DIRECTIVE
Each line that holds the word "JSON" is to be identified and copied.

━━━━━━

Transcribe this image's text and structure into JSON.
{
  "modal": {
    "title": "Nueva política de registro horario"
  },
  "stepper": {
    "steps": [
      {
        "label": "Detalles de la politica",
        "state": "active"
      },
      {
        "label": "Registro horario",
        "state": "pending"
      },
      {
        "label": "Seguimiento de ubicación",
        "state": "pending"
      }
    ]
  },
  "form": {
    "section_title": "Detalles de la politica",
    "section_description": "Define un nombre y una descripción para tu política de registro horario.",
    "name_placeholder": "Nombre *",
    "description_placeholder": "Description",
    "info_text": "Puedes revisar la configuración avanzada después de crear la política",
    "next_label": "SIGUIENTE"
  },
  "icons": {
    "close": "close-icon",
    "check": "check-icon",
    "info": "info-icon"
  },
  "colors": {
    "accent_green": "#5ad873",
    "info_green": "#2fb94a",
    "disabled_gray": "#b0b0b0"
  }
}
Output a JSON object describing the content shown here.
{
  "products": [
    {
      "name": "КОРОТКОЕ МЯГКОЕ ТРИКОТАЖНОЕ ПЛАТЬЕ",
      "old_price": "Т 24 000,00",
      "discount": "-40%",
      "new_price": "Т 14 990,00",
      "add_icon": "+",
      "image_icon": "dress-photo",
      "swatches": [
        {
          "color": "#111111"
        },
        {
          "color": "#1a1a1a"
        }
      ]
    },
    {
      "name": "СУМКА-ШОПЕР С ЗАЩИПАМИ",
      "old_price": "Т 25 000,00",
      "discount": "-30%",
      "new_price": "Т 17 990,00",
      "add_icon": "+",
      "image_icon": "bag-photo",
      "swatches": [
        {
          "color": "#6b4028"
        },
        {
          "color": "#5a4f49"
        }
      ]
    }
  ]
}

━━━━━━

ANSWER TO THIS PROBLEM
Transcribe this image's text and structure into JSON.
Output a JSON object describing the content shown here.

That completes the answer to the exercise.